[Collection entries]
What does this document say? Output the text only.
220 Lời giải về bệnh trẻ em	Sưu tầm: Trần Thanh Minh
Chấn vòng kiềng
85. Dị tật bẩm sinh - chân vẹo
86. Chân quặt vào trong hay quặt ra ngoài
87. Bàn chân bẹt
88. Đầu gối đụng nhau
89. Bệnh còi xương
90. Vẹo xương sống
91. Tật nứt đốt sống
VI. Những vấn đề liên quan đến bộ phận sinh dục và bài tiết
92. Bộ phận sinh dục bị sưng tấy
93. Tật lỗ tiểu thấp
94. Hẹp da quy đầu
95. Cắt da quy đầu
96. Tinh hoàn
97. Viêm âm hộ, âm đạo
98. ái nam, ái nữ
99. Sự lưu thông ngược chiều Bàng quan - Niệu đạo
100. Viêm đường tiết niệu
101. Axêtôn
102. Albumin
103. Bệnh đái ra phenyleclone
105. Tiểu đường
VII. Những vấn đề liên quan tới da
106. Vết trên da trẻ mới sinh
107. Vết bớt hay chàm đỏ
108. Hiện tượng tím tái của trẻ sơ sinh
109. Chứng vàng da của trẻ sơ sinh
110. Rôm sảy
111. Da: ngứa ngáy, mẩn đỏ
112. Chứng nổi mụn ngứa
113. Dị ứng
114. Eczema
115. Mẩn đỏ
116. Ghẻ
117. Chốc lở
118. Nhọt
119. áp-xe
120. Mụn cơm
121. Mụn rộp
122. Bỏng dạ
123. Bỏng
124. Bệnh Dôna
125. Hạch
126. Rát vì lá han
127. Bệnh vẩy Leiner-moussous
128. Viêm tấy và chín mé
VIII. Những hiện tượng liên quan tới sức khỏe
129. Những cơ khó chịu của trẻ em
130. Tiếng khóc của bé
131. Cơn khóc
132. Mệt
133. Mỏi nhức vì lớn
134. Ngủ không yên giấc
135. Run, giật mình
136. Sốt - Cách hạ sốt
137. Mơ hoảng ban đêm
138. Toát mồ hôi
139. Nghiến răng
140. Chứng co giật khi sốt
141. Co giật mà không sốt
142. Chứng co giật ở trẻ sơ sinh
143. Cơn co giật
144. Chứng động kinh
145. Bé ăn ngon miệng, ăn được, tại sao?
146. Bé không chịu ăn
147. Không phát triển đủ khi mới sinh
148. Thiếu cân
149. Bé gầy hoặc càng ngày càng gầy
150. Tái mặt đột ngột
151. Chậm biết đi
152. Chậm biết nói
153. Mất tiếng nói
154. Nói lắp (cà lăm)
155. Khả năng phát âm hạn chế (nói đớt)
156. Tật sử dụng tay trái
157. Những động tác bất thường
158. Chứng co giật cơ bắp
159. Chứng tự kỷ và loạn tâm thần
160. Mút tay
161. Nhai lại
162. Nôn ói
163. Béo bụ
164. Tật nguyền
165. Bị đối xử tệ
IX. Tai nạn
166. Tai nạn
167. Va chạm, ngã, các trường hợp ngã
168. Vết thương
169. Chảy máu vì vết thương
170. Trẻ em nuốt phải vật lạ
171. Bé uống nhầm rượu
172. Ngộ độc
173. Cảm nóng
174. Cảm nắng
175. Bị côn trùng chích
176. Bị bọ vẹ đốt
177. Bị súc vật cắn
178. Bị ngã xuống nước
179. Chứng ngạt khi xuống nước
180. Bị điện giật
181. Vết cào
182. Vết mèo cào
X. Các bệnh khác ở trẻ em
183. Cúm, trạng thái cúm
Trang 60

§ Directions: Write out each line of the data above again, exactly as given.

§ Complete response:
What does this document say? Output the text only.
220 Lời giải về bệnh trẻ em	Sưu tầm: Trần Thanh Minh
Chấn vòng kiềng
85. Dị tật bẩm sinh - chân vẹo
86. Chân quặt vào trong hay quặt ra ngoài
87. Bàn chân bẹt
88. Đầu gối đụng nhau
89. Bệnh còi xương
90. Vẹo xương sống
91. Tật nứt đốt sống
VI. Những vấn đề liên quan đến bộ phận sinh dục và bài tiết
92. Bộ phận sinh dục bị sưng tấy
93. Tật lỗ tiểu thấp
94. Hẹp da quy đầu
95. Cắt da quy đầu
96. Tinh hoàn
97. Viêm âm hộ, âm đạo
98. ái nam, ái nữ
99. Sự lưu thông ngược chiều Bàng quan - Niệu đạo
100. Viêm đường tiết niệu
101. Axêtôn
102. Albumin
103. Bệnh đái ra phenyleclone
105. Tiểu đường
VII. Những vấn đề liên quan tới da
106. Vết trên da trẻ mới sinh
107. Vết bớt hay chàm đỏ
108. Hiện tượng tím tái của trẻ sơ sinh
109. Chứng vàng da của trẻ sơ sinh
110. Rôm sảy
111. Da: ngứa ngáy, mẩn đỏ
112. Chứng nổi mụn ngứa
113. Dị ứng
114. Eczema
115. Mẩn đỏ
116. Ghẻ
117. Chốc lở
118. Nhọt
119. áp-xe
120. Mụn cơm
121. Mụn rộp
122. Bỏng dạ
123. Bỏng
124. Bệnh Dôna
125. Hạch
126. Rát vì lá han
127. Bệnh vẩy Leiner-moussous
128. Viêm tấy và chín mé
VIII. Những hiện tượng liên quan tới sức khỏe
129. Những cơ khó chịu của trẻ em
130. Tiếng khóc của bé
131. Cơn khóc
132. Mệt
133. Mỏi nhức vì lớn
134. Ngủ không yên giấc
135. Run, giật mình
136. Sốt - Cách hạ sốt
137. Mơ hoảng ban đêm
138. Toát mồ hôi
139. Nghiến răng
140. Chứng co giật khi sốt
141. Co giật mà không sốt
142. Chứng co giật ở trẻ sơ sinh
143. Cơn co giật
144. Chứng động kinh
145. Bé ăn ngon miệng, ăn được, tại sao?
146. Bé không chịu ăn
147. Không phát triển đủ khi mới sinh
148. Thiếu cân
149. Bé gầy hoặc càng ngày càng gầy
150. Tái mặt đột ngột
151. Chậm biết đi
152. Chậm biết nói
153. Mất tiếng nói
154. Nói lắp (cà lăm)
155. Khả năng phát âm hạn chế (nói đớt)
156. Tật sử dụng tay trái
157. Những động tác bất thường
158. Chứng co giật cơ bắp
159. Chứng tự kỷ và loạn tâm thần
160. Mút tay
161. Nhai lại
162. Nôn ói
163. Béo bụ
164. Tật nguyền
165. Bị đối xử tệ
IX. Tai nạn
166. Tai nạn
167. Va chạm, ngã, các trường hợp ngã
168. Vết thương
169. Chảy máu vì vết thương
170. Trẻ em nuốt phải vật lạ
171. Bé uống nhầm rượu
172. Ngộ độc
173. Cảm nóng
174. Cảm nắng
175. Bị côn trùng chích
176. Bị bọ vẹ đốt
177. Bị súc vật cắn
178. Bị ngã xuống nước
179. Chứng ngạt khi xuống nước
180. Bị điện giật
181. Vết cào
182. Vết mèo cào
X. Các bệnh khác ở trẻ em
183. Cúm, trạng thái cúm
Trang 60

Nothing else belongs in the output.